Request:
Would you retype all of these records exactly?

Material supplied:
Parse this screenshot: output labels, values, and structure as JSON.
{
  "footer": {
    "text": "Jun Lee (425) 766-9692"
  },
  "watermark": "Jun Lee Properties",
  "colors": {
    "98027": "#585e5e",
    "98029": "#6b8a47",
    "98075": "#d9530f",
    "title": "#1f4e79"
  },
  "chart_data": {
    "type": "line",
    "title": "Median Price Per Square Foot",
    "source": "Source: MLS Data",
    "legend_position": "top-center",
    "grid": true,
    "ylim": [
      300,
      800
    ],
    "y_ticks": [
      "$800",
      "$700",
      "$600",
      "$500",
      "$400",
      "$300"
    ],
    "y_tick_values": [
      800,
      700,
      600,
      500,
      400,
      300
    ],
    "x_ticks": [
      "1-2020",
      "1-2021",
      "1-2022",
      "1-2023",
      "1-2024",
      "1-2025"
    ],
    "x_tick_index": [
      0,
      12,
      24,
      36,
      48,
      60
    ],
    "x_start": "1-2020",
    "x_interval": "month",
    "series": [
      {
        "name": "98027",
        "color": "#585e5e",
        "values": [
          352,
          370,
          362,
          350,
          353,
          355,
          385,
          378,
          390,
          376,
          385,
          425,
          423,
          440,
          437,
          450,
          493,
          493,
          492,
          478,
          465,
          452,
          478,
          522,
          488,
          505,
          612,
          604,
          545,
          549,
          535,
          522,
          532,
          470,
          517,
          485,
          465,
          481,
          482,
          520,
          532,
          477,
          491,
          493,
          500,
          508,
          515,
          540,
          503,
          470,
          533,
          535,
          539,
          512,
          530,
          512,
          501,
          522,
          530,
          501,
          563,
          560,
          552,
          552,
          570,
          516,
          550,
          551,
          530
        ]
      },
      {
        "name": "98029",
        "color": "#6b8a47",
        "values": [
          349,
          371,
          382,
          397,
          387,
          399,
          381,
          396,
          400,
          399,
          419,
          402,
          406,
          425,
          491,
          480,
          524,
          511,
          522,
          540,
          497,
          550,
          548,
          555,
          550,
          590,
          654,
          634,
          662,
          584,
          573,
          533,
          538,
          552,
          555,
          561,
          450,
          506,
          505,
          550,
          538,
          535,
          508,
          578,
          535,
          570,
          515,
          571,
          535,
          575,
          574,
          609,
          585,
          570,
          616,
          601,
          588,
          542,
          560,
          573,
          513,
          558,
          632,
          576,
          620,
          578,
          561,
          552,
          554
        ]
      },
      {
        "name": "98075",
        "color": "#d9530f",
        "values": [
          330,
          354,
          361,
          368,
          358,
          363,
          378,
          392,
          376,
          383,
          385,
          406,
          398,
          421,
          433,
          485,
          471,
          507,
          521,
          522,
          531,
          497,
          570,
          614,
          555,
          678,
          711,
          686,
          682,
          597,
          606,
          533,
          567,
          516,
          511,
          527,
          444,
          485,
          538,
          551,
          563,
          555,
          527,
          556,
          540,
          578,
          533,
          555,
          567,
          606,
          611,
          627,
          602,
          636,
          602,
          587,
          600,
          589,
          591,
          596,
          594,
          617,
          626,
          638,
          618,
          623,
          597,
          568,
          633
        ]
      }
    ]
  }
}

Result of this task:
Parse this screenshot: output labels, values, and structure as JSON.
{
  "footer": {
    "text": "Jun Lee (425) 766-9692"
  },
  "watermark": "Jun Lee Properties",
  "colors": {
    "98027": "#585e5e",
    "98029": "#6b8a47",
    "98075": "#d9530f",
    "title": "#1f4e79"
  },
  "chart_data": {
    "type": "line",
    "title": "Median Price Per Square Foot",
    "source": "Source: MLS Data",
    "legend_position": "top-center",
    "grid": true,
    "ylim": [
      300,
      800
    ],
    "y_ticks": [
      "$800",
      "$700",
      "$600",
      "$500",
      "$400",
      "$300"
    ],
    "y_tick_values": [
      800,
      700,
      600,
      500,
      400,
      300
    ],
    "x_ticks": [
      "1-2020",
      "1-2021",
      "1-2022",
      "1-2023",
      "1-2024",
      "1-2025"
    ],
    "x_tick_index": [
      0,
      12,
      24,
      36,
      48,
      60
    ],
    "x_start": "1-2020",
    "x_interval": "month",
    "series": [
      {
        "name": "98027",
        "color": "#585e5e",
        "values": [
          352,
          370,
          362,
          350,
          353,
          355,
          385,
          378,
          390,
          376,
          385,
          425,
          423,
          440,
          437,
          450,
          493,
          493,
          492,
          478,
          465,
          452,
          478,
          522,
          488,
          505,
          612,
          604,
          545,
          549,
          535,
          522,
          532,
          470,
          517,
          485,
          465,
          481,
          482,
          520,
          532,
          477,
          491,
          493,
          500,
          508,
          515,
          540,
          503,
          470,
          533,
          535,
          539,
          512,
          530,
          512,
          501,
          522,
          530,
          501,
          563,
          560,
          552,
          552,
          570,
          516,
          550,
          551,
          530
        ]
      },
      {
        "name": "98029",
        "color": "#6b8a47",
        "values": [
          349,
          371,
          382,
          397,
          387,
          399,
          381,
          396,
          400,
          399,
          419,
          402,
          406,
          425,
          491,
          480,
          524,
          511,
          522,
          540,
          497,
          550,
          548,
          555,
          550,
          590,
          654,
          634,
          662,
          584,
          573,
          533,
          538,
          552,
          555,
          561,
          450,
          506,
          505,
          550,
          538,
          535,
          508,
          578,
          535,
          570,
          515,
          571,
          535,
          575,
          574,
          609,
          585,
          570,
          616,
          601,
          588,
          542,
          560,
          573,
          513,
          558,
          632,
          576,
          620,
          578,
          561,
          552,
          554
        ]
      },
      {
        "name": "98075",
        "color": "#d9530f",
        "values": [
          330,
          354,
          361,
          368,
          358,
          363,
          378,
          392,
          376,
          383,
          385,
          406,
          398,
          421,
          433,
          485,
          471,
          507,
          521,
          522,
          531,
          497,
          570,
          614,
          555,
          678,
          711,
          686,
          682,
          597,
          606,
          533,
          567,
          516,
          511,
          527,
          444,
          485,
          538,
          551,
          563,
          555,
          527,
          556,
          540,
          578,
          533,
          555,
          567,
          606,
          611,
          627,
          602,
          636,
          602,
          587,
          600,
          589,
          591,
          596,
          594,
          617,
          626,
          638,
          618,
          623,
          597,
          568,
          633
        ]
      }
    ]
  }
}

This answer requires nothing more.